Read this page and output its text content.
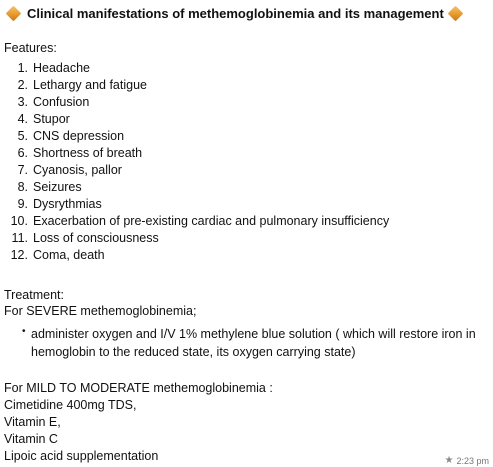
Clinical manifestations of methemoglobinemia and its management
Features:
1. Headache
2. Lethargy and fatigue
3. Confusion
4. Stupor
5. CNS depression
6. Shortness of breath
7. Cyanosis, pallor
8. Seizures
9. Dysrythmias
10. Exacerbation of pre-existing cardiac and pulmonary insufficiency
11. Loss of consciousness
12. Coma, death
Treatment:
For SEVERE methemoglobinemia;
• administer oxygen and I/V 1% methylene blue solution ( which will restore iron in hemoglobin to the reduced state, its oxygen carrying state)
For MILD TO MODERATE methemoglobinemia :
Cimetidine 400mg TDS,
Vitamin E,
Vitamin C
Lipoic acid supplementation	★ 2:23 pm
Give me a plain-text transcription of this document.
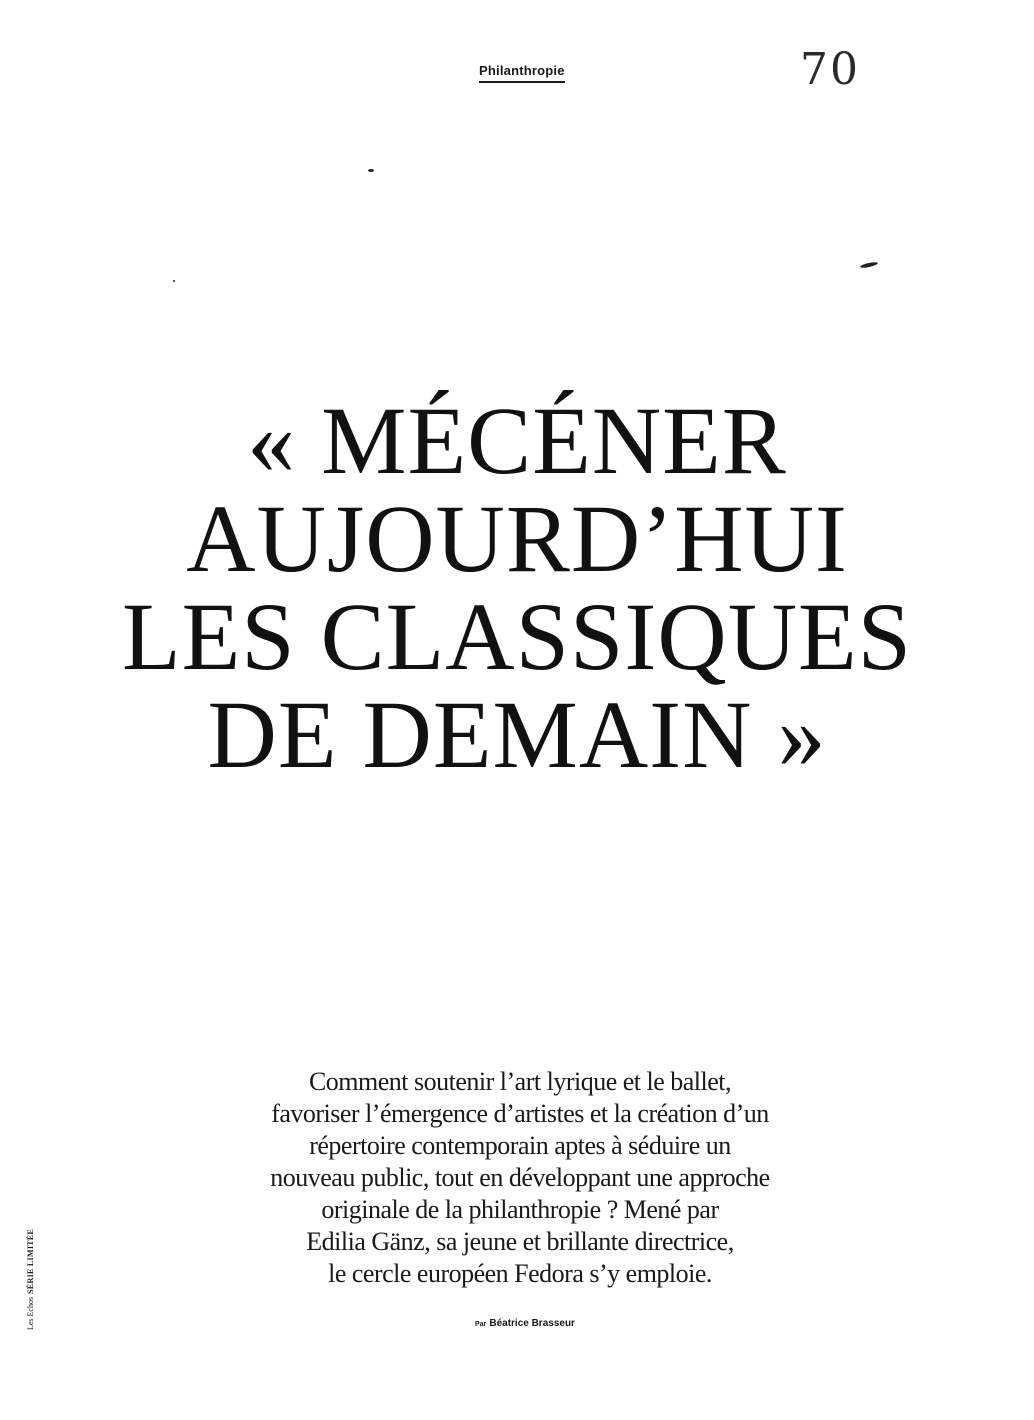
Philanthropie	70
« MÉCÉNER
AUJOURD’HUI
LES CLASSIQUES
DE DEMAIN »

Comment soutenir l’art lyrique et le ballet,
favoriser l’émergence d’artistes et la création d’un
répertoire contemporain aptes à séduire un
nouveau public, tout en développant une approche
originale de la philanthropie ? Mené par
Edilia Gänz, sa jeune et brillante directrice,
le cercle européen Fedora s’y emploie.

Par Béatrice Brasseur
Les EchosSÉRIE LIMITÉE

--------------------

## What you are asked to do
In the records, locate each line holding the string "this" and copy it.

## The output
Read this page and output its text content.
Give me a plain-text transcription of this document.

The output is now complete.